YOUR OBJECTIVE:
Locate each line of the material that contains "description", then return it.

STORED DATA:
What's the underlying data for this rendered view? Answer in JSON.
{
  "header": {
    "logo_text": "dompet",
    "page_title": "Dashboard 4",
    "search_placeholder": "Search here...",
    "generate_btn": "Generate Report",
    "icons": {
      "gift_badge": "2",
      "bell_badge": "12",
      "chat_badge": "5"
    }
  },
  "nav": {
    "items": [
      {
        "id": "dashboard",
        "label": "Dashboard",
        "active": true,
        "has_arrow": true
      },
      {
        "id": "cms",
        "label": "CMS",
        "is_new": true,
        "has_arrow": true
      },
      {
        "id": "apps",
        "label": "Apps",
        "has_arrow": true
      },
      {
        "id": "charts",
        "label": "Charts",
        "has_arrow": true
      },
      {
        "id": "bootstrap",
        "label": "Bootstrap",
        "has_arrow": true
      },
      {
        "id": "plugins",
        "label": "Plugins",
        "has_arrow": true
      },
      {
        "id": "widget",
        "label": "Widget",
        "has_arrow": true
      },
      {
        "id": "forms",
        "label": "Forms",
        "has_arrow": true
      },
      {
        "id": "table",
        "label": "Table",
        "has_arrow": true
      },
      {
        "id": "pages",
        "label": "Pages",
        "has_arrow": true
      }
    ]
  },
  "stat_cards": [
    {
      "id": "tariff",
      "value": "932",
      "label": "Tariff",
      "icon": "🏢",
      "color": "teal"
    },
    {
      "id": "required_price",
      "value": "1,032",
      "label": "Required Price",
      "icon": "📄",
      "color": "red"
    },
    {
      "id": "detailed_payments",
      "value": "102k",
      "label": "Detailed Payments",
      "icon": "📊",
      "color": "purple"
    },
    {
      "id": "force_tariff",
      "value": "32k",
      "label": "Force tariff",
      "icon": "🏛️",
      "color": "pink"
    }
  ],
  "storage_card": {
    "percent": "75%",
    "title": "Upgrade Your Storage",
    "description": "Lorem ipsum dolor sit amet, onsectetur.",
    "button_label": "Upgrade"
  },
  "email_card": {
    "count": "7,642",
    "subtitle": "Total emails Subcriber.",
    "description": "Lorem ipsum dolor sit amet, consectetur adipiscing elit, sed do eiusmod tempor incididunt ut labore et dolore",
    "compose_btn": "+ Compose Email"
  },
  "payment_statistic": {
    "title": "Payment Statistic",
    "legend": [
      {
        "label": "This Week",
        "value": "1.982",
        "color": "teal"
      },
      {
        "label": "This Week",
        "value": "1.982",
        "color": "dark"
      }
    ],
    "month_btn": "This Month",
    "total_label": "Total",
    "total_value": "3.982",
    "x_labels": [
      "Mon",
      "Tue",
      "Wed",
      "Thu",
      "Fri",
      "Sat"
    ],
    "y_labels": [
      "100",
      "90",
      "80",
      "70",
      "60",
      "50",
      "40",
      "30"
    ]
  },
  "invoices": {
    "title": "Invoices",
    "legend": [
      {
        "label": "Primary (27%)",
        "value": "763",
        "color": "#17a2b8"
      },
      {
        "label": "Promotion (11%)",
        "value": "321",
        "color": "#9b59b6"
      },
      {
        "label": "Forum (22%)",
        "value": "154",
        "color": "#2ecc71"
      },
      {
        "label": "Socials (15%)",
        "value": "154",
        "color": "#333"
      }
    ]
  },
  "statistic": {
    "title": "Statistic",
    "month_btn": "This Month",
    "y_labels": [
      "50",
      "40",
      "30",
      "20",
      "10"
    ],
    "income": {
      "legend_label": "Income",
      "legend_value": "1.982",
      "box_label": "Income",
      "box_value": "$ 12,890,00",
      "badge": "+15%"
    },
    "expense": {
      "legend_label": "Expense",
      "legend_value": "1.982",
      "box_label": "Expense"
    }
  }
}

EXPECTED ANSWER:
    "description": "Lorem ipsum dolor sit amet, onsectetur.",
    "description": "Lorem ipsum dolor sit amet, consectetur adipiscing elit, sed do eiusmod tempor incididunt ut labore et dolore",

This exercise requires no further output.